• [Entries supplied]
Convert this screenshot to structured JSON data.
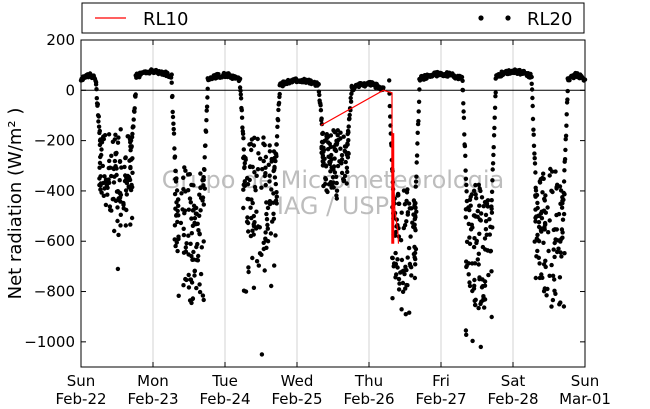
{
  "chart_data": {
    "type": "scatter",
    "ylabel": "Net radiation (W/m² )",
    "ylim": [
      -1100,
      200
    ],
    "yticks": [
      200,
      0,
      -200,
      -400,
      -600,
      -800,
      -1000
    ],
    "ytick_labels": [
      "200",
      "0",
      "−200",
      "−400",
      "−600",
      "−800",
      "−1000"
    ],
    "xlim": [
      0,
      7
    ],
    "xticks": [
      {
        "pos": 0,
        "day": "Sun",
        "date": "Feb-22"
      },
      {
        "pos": 1,
        "day": "Mon",
        "date": "Feb-23"
      },
      {
        "pos": 2,
        "day": "Tue",
        "date": "Feb-24"
      },
      {
        "pos": 3,
        "day": "Wed",
        "date": "Feb-25"
      },
      {
        "pos": 4,
        "day": "Thu",
        "date": "Feb-26"
      },
      {
        "pos": 5,
        "day": "Fri",
        "date": "Feb-27"
      },
      {
        "pos": 6,
        "day": "Sat",
        "date": "Feb-28"
      },
      {
        "pos": 7,
        "day": "Sun",
        "date": "Mar-01"
      }
    ],
    "grid": "vertical",
    "zero_line": true,
    "legend": "top",
    "watermark": [
      "Grupo de Micrometeorologia",
      "IAG / USP"
    ],
    "series": [
      {
        "name": "RL10",
        "style": "line",
        "color": "#ff0000",
        "x": [
          3.33,
          4.2,
          4.32,
          4.32,
          4.36,
          4.38,
          4.4,
          4.41
        ],
        "y": [
          -140,
          0,
          -10,
          -170,
          -480,
          -520,
          -560,
          -610
        ]
      },
      {
        "name": "RL20",
        "style": "markers",
        "color": "#000000",
        "nights": [
          {
            "start": 0.21,
            "end": 0.76,
            "base": -260,
            "spread": 170,
            "minimum": -710
          },
          {
            "start": 1.26,
            "end": 1.76,
            "base": -430,
            "spread": 230,
            "minimum": -845
          },
          {
            "start": 2.21,
            "end": 2.76,
            "base": -320,
            "spread": 220,
            "minimum": -1050
          },
          {
            "start": 3.3,
            "end": 3.76,
            "base": -230,
            "spread": 110,
            "minimum": -430
          },
          {
            "start": 4.28,
            "end": 4.7,
            "base": -520,
            "spread": 200,
            "minimum": -890
          },
          {
            "start": 5.3,
            "end": 5.76,
            "base": -520,
            "spread": 230,
            "minimum": -1020
          },
          {
            "start": 6.26,
            "end": 6.76,
            "base": -470,
            "spread": 240,
            "minimum": -860
          }
        ],
        "day_plateau": [
          {
            "start": 0.0,
            "end": 0.21,
            "level": 40
          },
          {
            "start": 0.76,
            "end": 1.26,
            "level": 55
          },
          {
            "start": 1.76,
            "end": 2.21,
            "level": 40
          },
          {
            "start": 2.76,
            "end": 3.3,
            "level": 20
          },
          {
            "start": 3.76,
            "end": 4.2,
            "level": 5
          },
          {
            "start": 4.7,
            "end": 5.3,
            "level": 45
          },
          {
            "start": 5.76,
            "end": 6.26,
            "level": 55
          },
          {
            "start": 6.76,
            "end": 7.0,
            "level": 40
          }
        ],
        "peak": 90
      }
    ]
  }
}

• [What is required]
Select all lines in the listing that include the word "spread".

• [Task answer]
            "spread": 170,
            "spread": 230,
            "spread": 220,
            "spread": 110,
            "spread": 200,
            "spread": 230,
            "spread": 240,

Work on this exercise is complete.